THE INPUT:
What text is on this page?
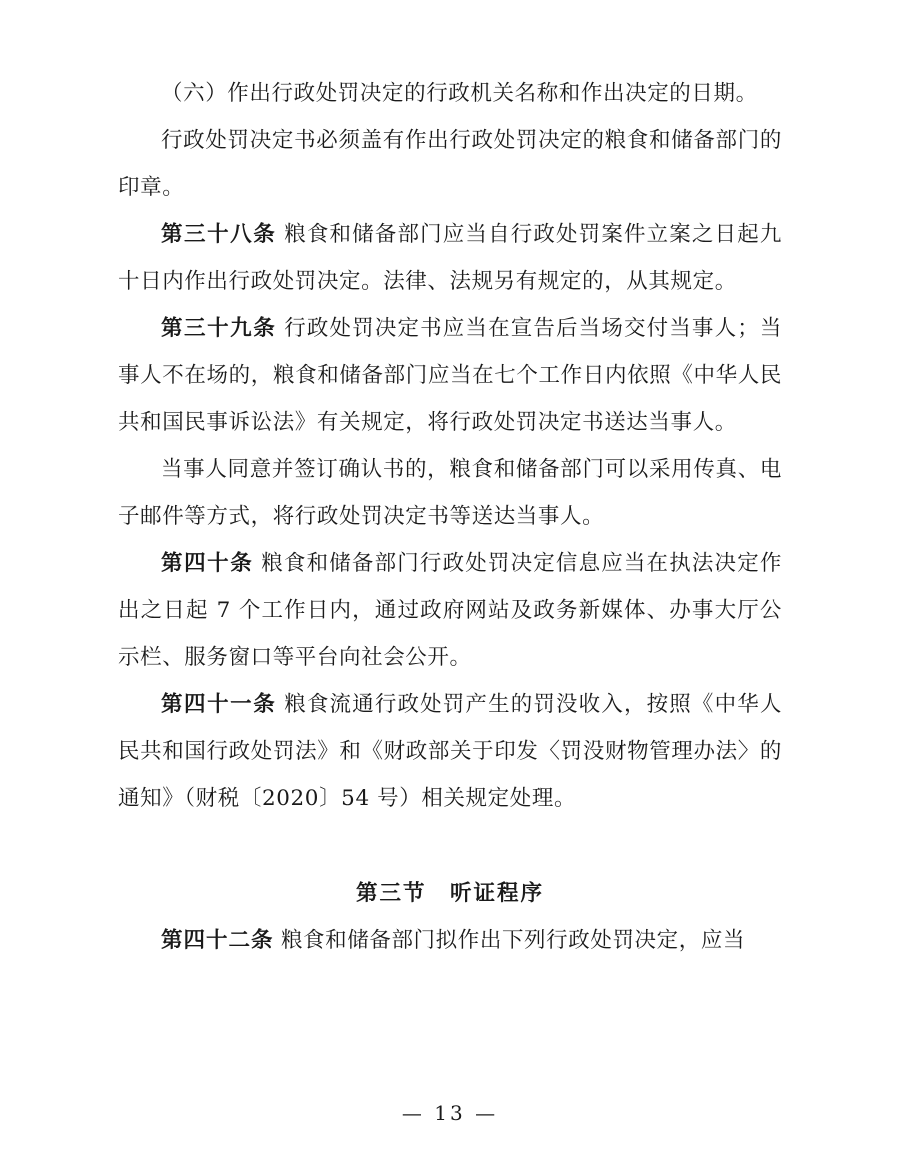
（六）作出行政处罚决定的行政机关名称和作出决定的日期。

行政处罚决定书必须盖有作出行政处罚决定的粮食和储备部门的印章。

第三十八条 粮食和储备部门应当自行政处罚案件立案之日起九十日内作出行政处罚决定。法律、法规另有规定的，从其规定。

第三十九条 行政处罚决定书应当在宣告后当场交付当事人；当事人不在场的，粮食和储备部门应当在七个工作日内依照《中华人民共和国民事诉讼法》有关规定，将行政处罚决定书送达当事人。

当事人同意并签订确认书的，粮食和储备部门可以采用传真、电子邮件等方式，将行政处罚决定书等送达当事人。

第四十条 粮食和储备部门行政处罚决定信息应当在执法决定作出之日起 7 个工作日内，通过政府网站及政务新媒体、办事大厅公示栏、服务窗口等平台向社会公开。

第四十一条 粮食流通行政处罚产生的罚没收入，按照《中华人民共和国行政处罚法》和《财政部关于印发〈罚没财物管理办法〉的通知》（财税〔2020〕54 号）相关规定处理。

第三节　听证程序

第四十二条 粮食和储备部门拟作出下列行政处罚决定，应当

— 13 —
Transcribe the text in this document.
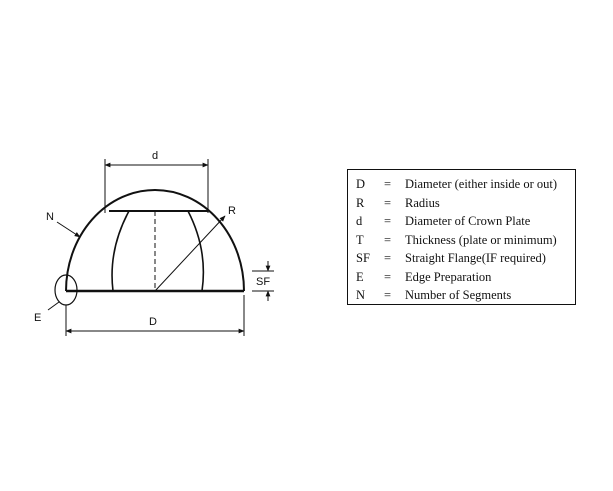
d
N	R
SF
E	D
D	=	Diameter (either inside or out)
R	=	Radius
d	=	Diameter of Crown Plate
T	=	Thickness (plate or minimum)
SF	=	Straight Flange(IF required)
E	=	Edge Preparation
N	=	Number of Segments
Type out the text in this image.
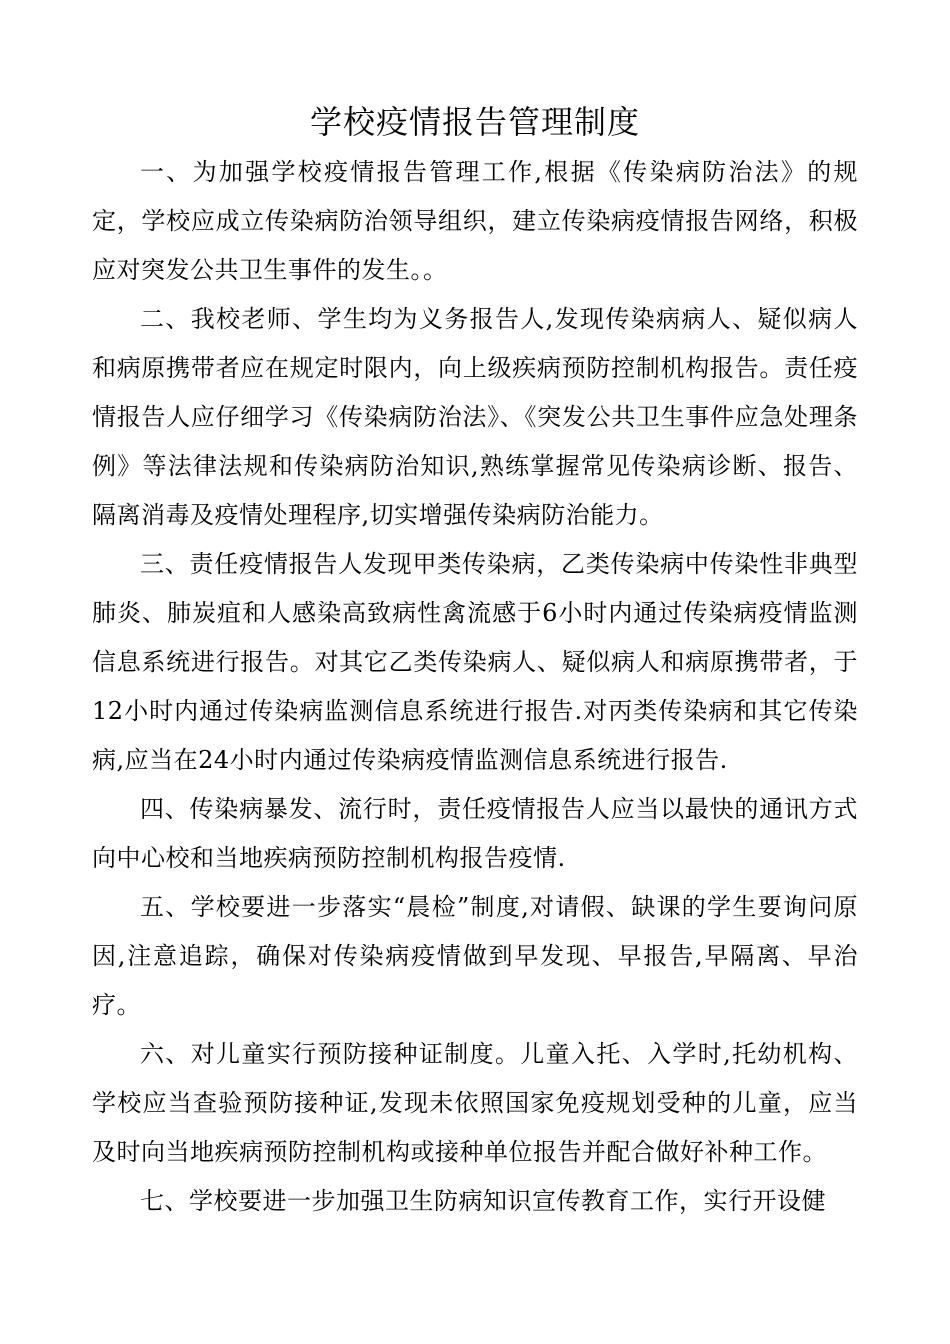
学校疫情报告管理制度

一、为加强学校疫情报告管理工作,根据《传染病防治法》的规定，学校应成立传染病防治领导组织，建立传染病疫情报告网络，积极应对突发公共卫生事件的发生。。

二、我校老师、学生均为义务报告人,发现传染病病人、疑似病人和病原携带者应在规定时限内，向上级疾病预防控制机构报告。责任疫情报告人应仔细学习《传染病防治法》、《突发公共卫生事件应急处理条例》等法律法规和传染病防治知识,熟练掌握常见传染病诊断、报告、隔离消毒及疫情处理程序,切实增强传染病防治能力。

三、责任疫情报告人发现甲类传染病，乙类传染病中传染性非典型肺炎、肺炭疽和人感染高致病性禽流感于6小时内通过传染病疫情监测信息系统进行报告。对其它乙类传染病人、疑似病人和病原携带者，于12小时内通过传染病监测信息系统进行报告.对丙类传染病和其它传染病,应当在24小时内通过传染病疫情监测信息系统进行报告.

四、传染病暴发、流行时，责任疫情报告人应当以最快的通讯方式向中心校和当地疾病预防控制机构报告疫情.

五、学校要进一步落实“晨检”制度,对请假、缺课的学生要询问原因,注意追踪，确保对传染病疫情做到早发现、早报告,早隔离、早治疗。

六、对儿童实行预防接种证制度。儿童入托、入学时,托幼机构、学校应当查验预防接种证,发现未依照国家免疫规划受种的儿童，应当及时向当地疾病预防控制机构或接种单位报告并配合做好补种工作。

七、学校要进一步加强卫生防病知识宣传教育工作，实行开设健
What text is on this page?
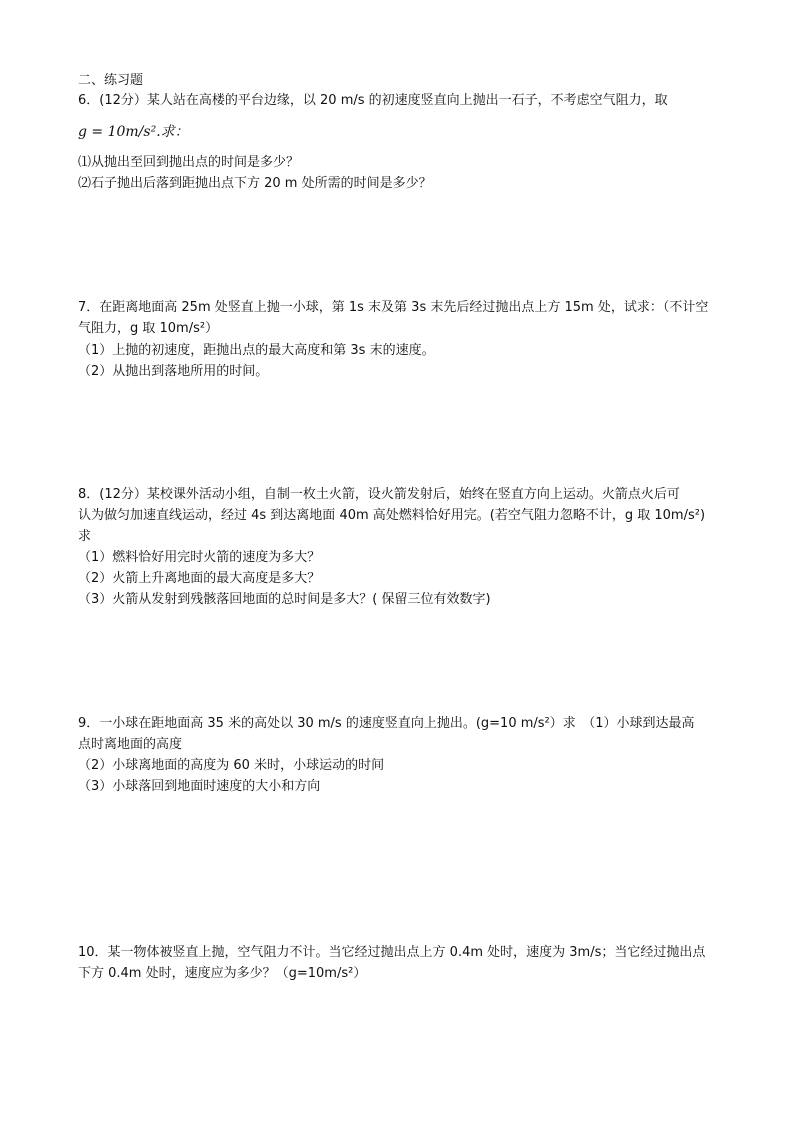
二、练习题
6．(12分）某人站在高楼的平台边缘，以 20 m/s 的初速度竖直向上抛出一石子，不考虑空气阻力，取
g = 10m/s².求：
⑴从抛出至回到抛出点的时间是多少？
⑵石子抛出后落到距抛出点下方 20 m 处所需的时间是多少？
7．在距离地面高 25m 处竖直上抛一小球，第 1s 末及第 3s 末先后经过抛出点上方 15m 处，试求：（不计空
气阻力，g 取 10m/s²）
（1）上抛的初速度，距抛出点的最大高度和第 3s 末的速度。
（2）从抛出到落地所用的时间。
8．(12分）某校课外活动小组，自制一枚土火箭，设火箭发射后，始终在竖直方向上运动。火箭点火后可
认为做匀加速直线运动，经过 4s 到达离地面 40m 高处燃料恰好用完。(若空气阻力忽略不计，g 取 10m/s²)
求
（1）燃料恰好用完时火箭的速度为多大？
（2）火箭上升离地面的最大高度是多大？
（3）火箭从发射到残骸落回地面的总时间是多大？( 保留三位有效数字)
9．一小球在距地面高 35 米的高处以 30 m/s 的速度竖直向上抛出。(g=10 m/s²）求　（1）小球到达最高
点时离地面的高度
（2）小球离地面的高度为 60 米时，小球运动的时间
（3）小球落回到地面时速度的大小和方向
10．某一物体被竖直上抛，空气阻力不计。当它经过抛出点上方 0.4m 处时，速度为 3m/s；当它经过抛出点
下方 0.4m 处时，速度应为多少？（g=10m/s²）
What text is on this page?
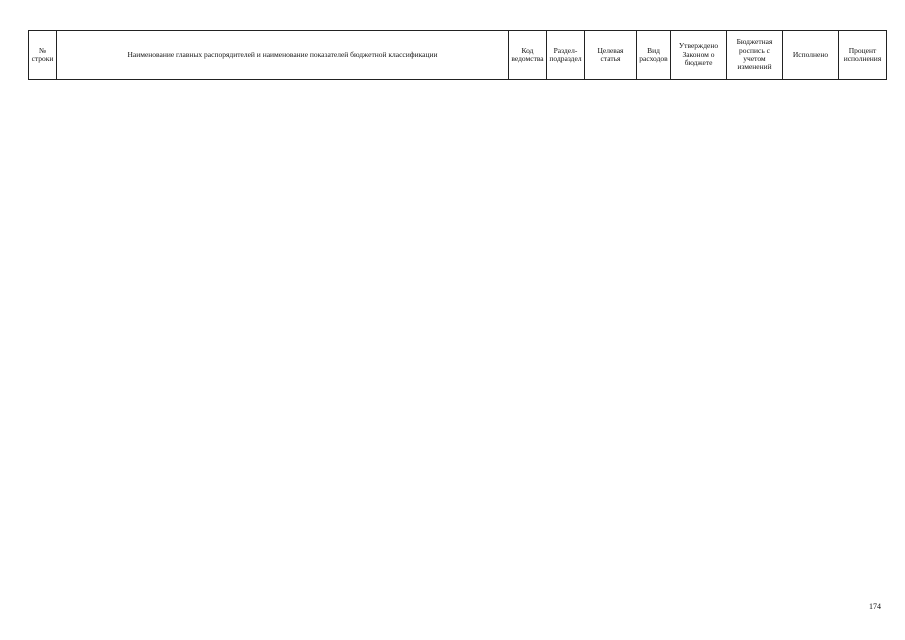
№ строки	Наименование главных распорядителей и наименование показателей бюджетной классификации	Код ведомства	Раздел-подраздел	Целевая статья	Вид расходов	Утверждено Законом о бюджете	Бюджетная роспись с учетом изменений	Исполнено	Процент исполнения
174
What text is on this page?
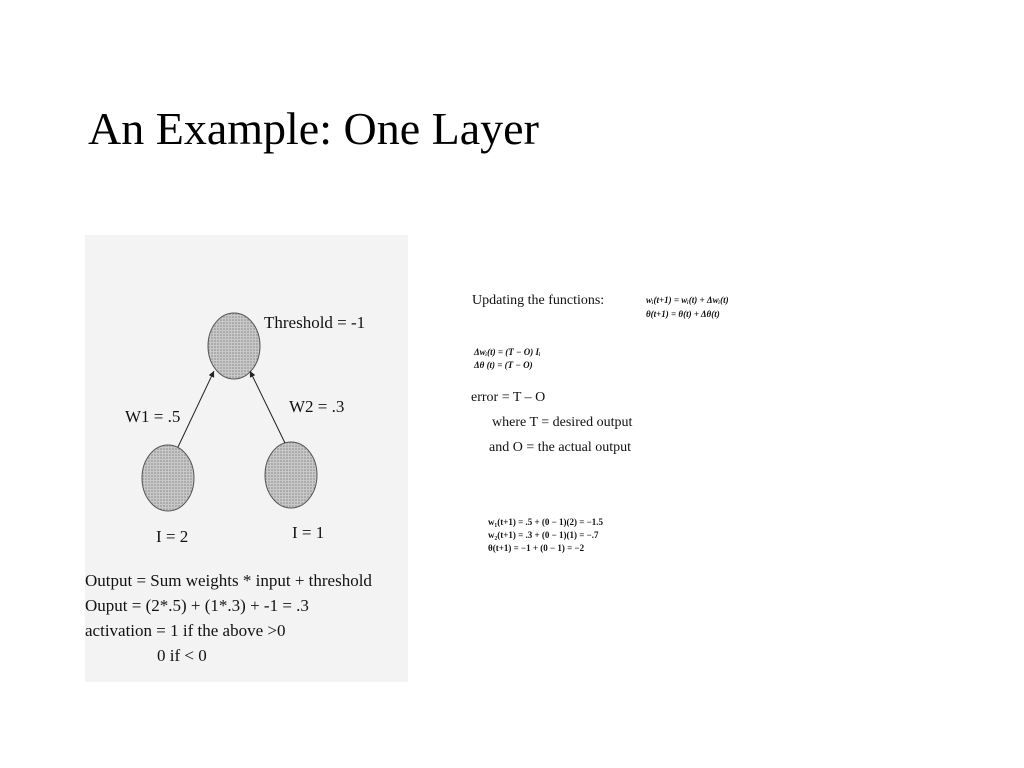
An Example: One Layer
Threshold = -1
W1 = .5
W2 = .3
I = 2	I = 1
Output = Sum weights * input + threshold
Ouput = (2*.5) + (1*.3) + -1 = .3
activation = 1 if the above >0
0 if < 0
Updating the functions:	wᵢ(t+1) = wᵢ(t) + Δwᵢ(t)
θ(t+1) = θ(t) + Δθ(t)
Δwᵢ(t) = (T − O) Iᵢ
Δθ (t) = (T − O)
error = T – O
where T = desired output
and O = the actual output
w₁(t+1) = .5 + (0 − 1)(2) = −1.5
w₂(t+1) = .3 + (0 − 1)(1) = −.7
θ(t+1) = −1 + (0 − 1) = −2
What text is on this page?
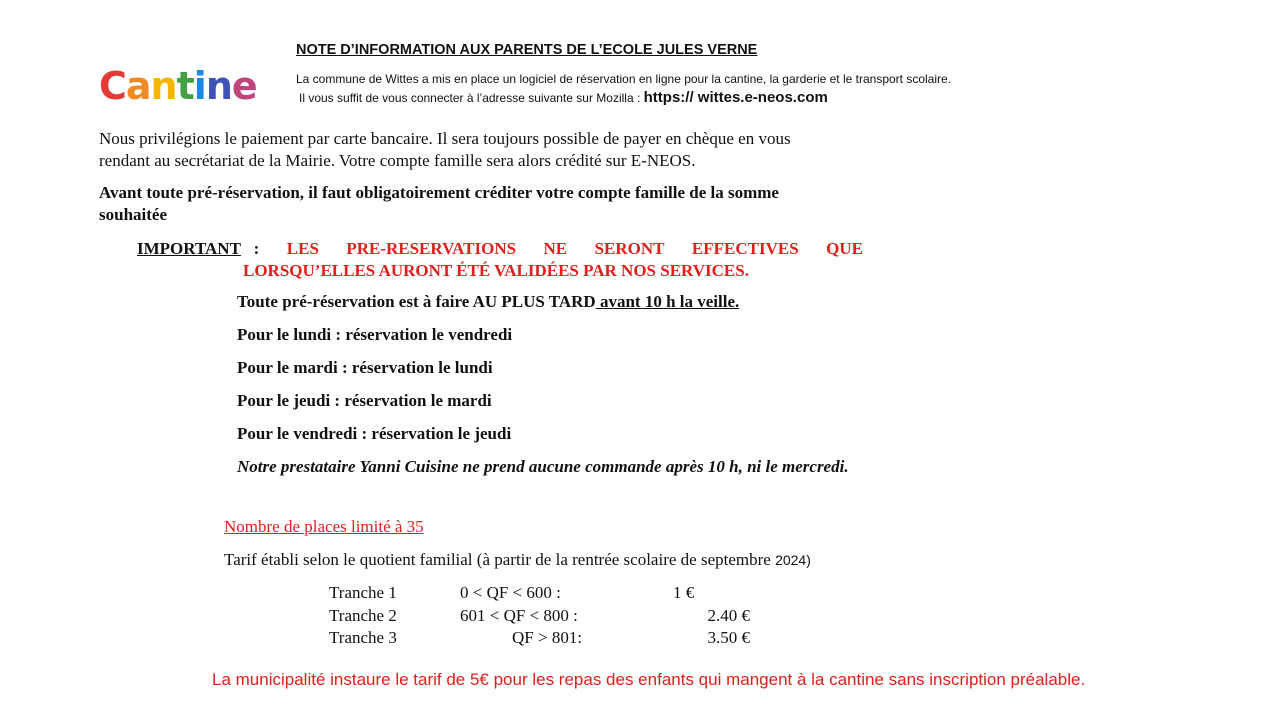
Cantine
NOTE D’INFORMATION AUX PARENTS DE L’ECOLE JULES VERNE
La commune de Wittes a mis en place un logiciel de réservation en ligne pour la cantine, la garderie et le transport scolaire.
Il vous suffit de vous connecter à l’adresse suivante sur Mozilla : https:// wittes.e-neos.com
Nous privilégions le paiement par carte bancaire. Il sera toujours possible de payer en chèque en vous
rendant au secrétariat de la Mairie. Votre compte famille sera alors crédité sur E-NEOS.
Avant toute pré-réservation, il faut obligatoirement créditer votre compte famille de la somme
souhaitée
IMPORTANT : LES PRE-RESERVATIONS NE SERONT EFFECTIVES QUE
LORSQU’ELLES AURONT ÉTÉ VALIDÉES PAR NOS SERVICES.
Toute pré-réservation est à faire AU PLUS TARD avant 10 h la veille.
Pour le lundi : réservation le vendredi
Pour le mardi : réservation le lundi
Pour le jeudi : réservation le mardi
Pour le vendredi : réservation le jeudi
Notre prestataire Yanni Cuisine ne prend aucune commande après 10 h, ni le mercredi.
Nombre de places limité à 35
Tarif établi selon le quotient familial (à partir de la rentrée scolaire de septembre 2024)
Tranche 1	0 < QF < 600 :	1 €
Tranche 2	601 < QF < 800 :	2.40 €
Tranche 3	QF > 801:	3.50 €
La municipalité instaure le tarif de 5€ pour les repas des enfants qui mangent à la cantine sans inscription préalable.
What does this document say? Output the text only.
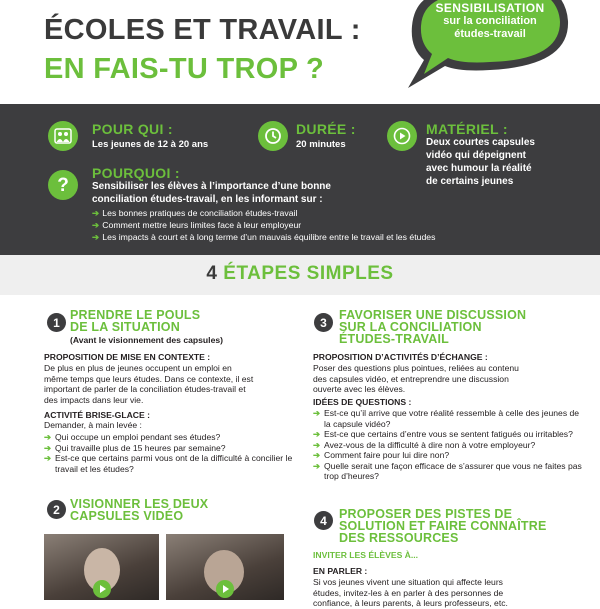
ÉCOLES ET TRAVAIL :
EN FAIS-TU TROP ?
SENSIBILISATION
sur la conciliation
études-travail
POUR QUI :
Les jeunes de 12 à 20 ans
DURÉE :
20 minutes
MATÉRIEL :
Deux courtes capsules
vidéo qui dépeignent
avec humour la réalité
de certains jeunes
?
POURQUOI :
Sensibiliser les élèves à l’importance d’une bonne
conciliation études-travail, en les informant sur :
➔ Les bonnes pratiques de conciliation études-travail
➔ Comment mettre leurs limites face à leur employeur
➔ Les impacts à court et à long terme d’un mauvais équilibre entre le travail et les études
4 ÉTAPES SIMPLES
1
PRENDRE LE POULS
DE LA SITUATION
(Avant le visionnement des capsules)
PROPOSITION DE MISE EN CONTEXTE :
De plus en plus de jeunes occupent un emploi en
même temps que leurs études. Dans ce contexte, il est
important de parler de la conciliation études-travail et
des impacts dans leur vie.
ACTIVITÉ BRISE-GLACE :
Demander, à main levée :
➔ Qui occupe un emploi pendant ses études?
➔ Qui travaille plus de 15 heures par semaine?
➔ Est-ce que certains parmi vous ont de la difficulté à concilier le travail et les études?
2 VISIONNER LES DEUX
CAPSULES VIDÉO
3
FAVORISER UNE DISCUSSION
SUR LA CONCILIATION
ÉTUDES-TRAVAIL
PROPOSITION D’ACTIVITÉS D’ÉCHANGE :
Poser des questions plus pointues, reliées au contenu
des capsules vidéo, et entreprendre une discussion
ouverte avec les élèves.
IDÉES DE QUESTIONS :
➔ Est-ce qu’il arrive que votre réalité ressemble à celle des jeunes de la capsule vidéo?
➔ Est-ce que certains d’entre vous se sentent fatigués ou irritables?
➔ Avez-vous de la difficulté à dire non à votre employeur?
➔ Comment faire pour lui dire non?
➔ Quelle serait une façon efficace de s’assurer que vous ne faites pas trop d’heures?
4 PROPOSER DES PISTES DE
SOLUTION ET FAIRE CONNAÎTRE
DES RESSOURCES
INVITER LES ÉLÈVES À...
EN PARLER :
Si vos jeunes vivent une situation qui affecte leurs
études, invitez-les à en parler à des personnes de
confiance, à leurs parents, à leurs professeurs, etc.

WRITTEN EXERCISE: From the entries above, pull out each line that includes "传染病防治法".

ANSWER TO THIS EXERCISE:
一、为加强学校疫情报告管理工作,根据《传染病防治法》的规定，学校应成立传染病防治领导组织，建立传染病疫情报告网络，积极应对突发公共卫生事件的发生。。
二、我校老师、学生均为义务报告人,发现传染病病人、疑似病人和病原携带者应在规定时限内，向上级疾病预防控制机构报告。责任疫情报告人应仔细学习《传染病防治法》、《突发公共卫生事件应急处理条例》等法律法规和传染病防治知识,熟练掌握常见传染病诊断、报告、隔离消毒及疫情处理程序,切实增强传染病防治能力。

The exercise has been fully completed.